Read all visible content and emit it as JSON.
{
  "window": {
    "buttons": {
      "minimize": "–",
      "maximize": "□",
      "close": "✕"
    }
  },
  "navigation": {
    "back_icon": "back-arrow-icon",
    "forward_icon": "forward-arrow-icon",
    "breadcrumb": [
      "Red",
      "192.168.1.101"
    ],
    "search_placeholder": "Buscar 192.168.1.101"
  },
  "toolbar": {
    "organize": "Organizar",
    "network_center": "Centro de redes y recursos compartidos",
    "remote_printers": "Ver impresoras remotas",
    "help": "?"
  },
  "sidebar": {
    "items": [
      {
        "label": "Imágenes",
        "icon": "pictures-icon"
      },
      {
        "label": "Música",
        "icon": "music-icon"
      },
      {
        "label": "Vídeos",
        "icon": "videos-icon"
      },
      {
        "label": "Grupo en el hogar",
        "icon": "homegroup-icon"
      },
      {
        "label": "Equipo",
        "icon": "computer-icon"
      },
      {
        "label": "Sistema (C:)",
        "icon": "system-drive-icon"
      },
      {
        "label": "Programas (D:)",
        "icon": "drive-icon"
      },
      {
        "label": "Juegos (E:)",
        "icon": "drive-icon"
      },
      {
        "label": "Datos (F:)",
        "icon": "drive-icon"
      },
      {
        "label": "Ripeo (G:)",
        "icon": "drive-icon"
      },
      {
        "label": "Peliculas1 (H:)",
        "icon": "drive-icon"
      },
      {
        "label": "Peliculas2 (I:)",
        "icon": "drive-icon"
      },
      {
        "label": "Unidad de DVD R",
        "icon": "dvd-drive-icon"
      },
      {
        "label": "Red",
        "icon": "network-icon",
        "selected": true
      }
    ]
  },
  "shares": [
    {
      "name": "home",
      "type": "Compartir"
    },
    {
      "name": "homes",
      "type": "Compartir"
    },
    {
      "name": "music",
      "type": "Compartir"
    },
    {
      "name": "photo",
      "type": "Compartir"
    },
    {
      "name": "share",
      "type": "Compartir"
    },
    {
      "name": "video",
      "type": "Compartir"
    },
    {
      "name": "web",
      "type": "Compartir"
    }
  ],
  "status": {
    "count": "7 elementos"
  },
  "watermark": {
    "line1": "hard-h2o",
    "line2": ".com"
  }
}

***

- Task directions -
Each line above is to be reproduced exactly.

- Solved exercise -
Read all visible content and emit it as JSON.
{
  "window": {
    "buttons": {
      "minimize": "–",
      "maximize": "□",
      "close": "✕"
    }
  },
  "navigation": {
    "back_icon": "back-arrow-icon",
    "forward_icon": "forward-arrow-icon",
    "breadcrumb": [
      "Red",
      "192.168.1.101"
    ],
    "search_placeholder": "Buscar 192.168.1.101"
  },
  "toolbar": {
    "organize": "Organizar",
    "network_center": "Centro de redes y recursos compartidos",
    "remote_printers": "Ver impresoras remotas",
    "help": "?"
  },
  "sidebar": {
    "items": [
      {
        "label": "Imágenes",
        "icon": "pictures-icon"
      },
      {
        "label": "Música",
        "icon": "music-icon"
      },
      {
        "label": "Vídeos",
        "icon": "videos-icon"
      },
      {
        "label": "Grupo en el hogar",
        "icon": "homegroup-icon"
      },
      {
        "label": "Equipo",
        "icon": "computer-icon"
      },
      {
        "label": "Sistema (C:)",
        "icon": "system-drive-icon"
      },
      {
        "label": "Programas (D:)",
        "icon": "drive-icon"
      },
      {
        "label": "Juegos (E:)",
        "icon": "drive-icon"
      },
      {
        "label": "Datos (F:)",
        "icon": "drive-icon"
      },
      {
        "label": "Ripeo (G:)",
        "icon": "drive-icon"
      },
      {
        "label": "Peliculas1 (H:)",
        "icon": "drive-icon"
      },
      {
        "label": "Peliculas2 (I:)",
        "icon": "drive-icon"
      },
      {
        "label": "Unidad de DVD R",
        "icon": "dvd-drive-icon"
      },
      {
        "label": "Red",
        "icon": "network-icon",
        "selected": true
      }
    ]
  },
  "shares": [
    {
      "name": "home",
      "type": "Compartir"
    },
    {
      "name": "homes",
      "type": "Compartir"
    },
    {
      "name": "music",
      "type": "Compartir"
    },
    {
      "name": "photo",
      "type": "Compartir"
    },
    {
      "name": "share",
      "type": "Compartir"
    },
    {
      "name": "video",
      "type": "Compartir"
    },
    {
      "name": "web",
      "type": "Compartir"
    }
  ],
  "status": {
    "count": "7 elementos"
  },
  "watermark": {
    "line1": "hard-h2o",
    "line2": ".com"
  }
}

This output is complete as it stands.